┌──

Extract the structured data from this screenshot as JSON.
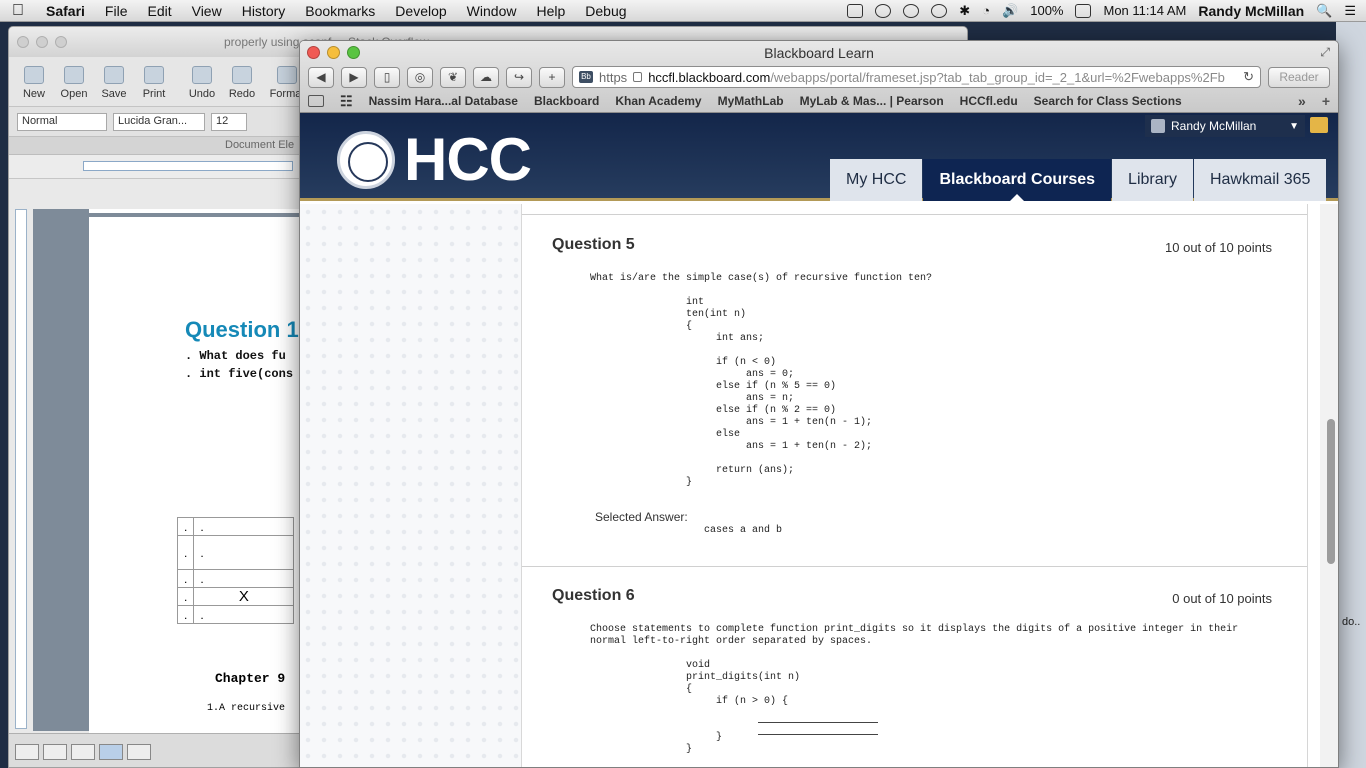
{
  "menubar": {
    "apple": "",
    "app": "Safari",
    "items": [
      "File",
      "Edit",
      "View",
      "History",
      "Bookmarks",
      "Develop",
      "Window",
      "Help",
      "Debug"
    ],
    "battery": "100%",
    "clock": "Mon 11:14 AM",
    "user": "Randy McMillan"
  },
  "desktop": {
    "right_text": "do.."
  },
  "word": {
    "tabs_behind": "properly using scanf ... Stack Overflow",
    "toolbar": [
      "New",
      "Open",
      "Save",
      "Print",
      "Undo",
      "Redo",
      "Format"
    ],
    "style_combo": "Normal",
    "font_combo": "Lucida Gran...",
    "size_combo": "12",
    "gallery_label": "Document Ele",
    "question_title": "Question 1",
    "line1": ".  What does fu",
    "line2": ". int five(cons",
    "table": [
      [
        ".",
        "."
      ],
      [
        ".",
        "."
      ],
      [
        ".",
        "."
      ],
      [
        ".",
        "X"
      ],
      [
        ".",
        "."
      ]
    ],
    "chapter": "Chapter 9",
    "recursive": "1.A recursive"
  },
  "safari": {
    "title": "Blackboard Learn",
    "nav": {
      "back": "◀",
      "forward": "▶",
      "share": "↪",
      "add": "+"
    },
    "url": {
      "scheme": "https",
      "host": "hccfl.blackboard.com",
      "path": "/webapps/portal/frameset.jsp?tab_tab_group_id=_2_1&url=%2Fwebapps%2Fb"
    },
    "reader": "Reader",
    "bookmarks": [
      "Nassim Hara...al Database",
      "Blackboard",
      "Khan Academy",
      "MyMathLab",
      "MyLab & Mas... | Pearson",
      "HCCfl.edu",
      "Search for Class Sections"
    ],
    "bookmarks_more": "»"
  },
  "hcc": {
    "logo": "HCC",
    "user": "Randy McMillan",
    "tabs": [
      "My HCC",
      "Blackboard Courses",
      "Library",
      "Hawkmail 365"
    ],
    "active_tab": "Blackboard Courses"
  },
  "questions": [
    {
      "title": "Question 5",
      "points": "10 out of 10 points",
      "prompt": "What is/are the simple case(s) of recursive function ten?",
      "code": "int\nten(int n)\n{\n     int ans;\n\n     if (n < 0)\n          ans = 0;\n     else if (n % 5 == 0)\n          ans = n;\n     else if (n % 2 == 0)\n          ans = 1 + ten(n - 1);\n     else\n          ans = 1 + ten(n - 2);\n\n     return (ans);\n}",
      "selected_label": "Selected Answer:",
      "selected_value": "cases a and b"
    },
    {
      "title": "Question 6",
      "points": "0 out of 10 points",
      "prompt": "Choose statements to complete function print_digits so it displays the digits of a positive integer in their\nnormal left-to-right order separated by spaces.",
      "code": "void\nprint_digits(int n)\n{\n     if (n > 0) {\n\n\n     }\n}"
    }
  ],
  "colors": {
    "hcc_header": "#13264a",
    "active_tab": "#0e2552",
    "question_title_word": "#1589b7",
    "gold_rule": "#b39a57"
  }
}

└──

GIVEN EXERCISE: All of the records need repeating exactly, except for the pictures.

EXERCISE SOLUTION:
Extract the structured data from this screenshot as JSON.
{
  "menubar": {
    "apple": "",
    "app": "Safari",
    "items": [
      "File",
      "Edit",
      "View",
      "History",
      "Bookmarks",
      "Develop",
      "Window",
      "Help",
      "Debug"
    ],
    "battery": "100%",
    "clock": "Mon 11:14 AM",
    "user": "Randy McMillan"
  },
  "desktop": {
    "right_text": "do.."
  },
  "word": {
    "tabs_behind": "properly using scanf ... Stack Overflow",
    "toolbar": [
      "New",
      "Open",
      "Save",
      "Print",
      "Undo",
      "Redo",
      "Format"
    ],
    "style_combo": "Normal",
    "font_combo": "Lucida Gran...",
    "size_combo": "12",
    "gallery_label": "Document Ele",
    "question_title": "Question 1",
    "line1": ".  What does fu",
    "line2": ". int five(cons",
    "table": [
      [
        ".",
        "."
      ],
      [
        ".",
        "."
      ],
      [
        ".",
        "."
      ],
      [
        ".",
        "X"
      ],
      [
        ".",
        "."
      ]
    ],
    "chapter": "Chapter 9",
    "recursive": "1.A recursive"
  },
  "safari": {
    "title": "Blackboard Learn",
    "nav": {
      "back": "◀",
      "forward": "▶",
      "share": "↪",
      "add": "+"
    },
    "url": {
      "scheme": "https",
      "host": "hccfl.blackboard.com",
      "path": "/webapps/portal/frameset.jsp?tab_tab_group_id=_2_1&url=%2Fwebapps%2Fb"
    },
    "reader": "Reader",
    "bookmarks": [
      "Nassim Hara...al Database",
      "Blackboard",
      "Khan Academy",
      "MyMathLab",
      "MyLab & Mas... | Pearson",
      "HCCfl.edu",
      "Search for Class Sections"
    ],
    "bookmarks_more": "»"
  },
  "hcc": {
    "logo": "HCC",
    "user": "Randy McMillan",
    "tabs": [
      "My HCC",
      "Blackboard Courses",
      "Library",
      "Hawkmail 365"
    ],
    "active_tab": "Blackboard Courses"
  },
  "questions": [
    {
      "title": "Question 5",
      "points": "10 out of 10 points",
      "prompt": "What is/are the simple case(s) of recursive function ten?",
      "code": "int\nten(int n)\n{\n     int ans;\n\n     if (n < 0)\n          ans = 0;\n     else if (n % 5 == 0)\n          ans = n;\n     else if (n % 2 == 0)\n          ans = 1 + ten(n - 1);\n     else\n          ans = 1 + ten(n - 2);\n\n     return (ans);\n}",
      "selected_label": "Selected Answer:",
      "selected_value": "cases a and b"
    },
    {
      "title": "Question 6",
      "points": "0 out of 10 points",
      "prompt": "Choose statements to complete function print_digits so it displays the digits of a positive integer in their\nnormal left-to-right order separated by spaces.",
      "code": "void\nprint_digits(int n)\n{\n     if (n > 0) {\n\n\n     }\n}"
    }
  ],
  "colors": {
    "hcc_header": "#13264a",
    "active_tab": "#0e2552",
    "question_title_word": "#1589b7",
    "gold_rule": "#b39a57"
  }
}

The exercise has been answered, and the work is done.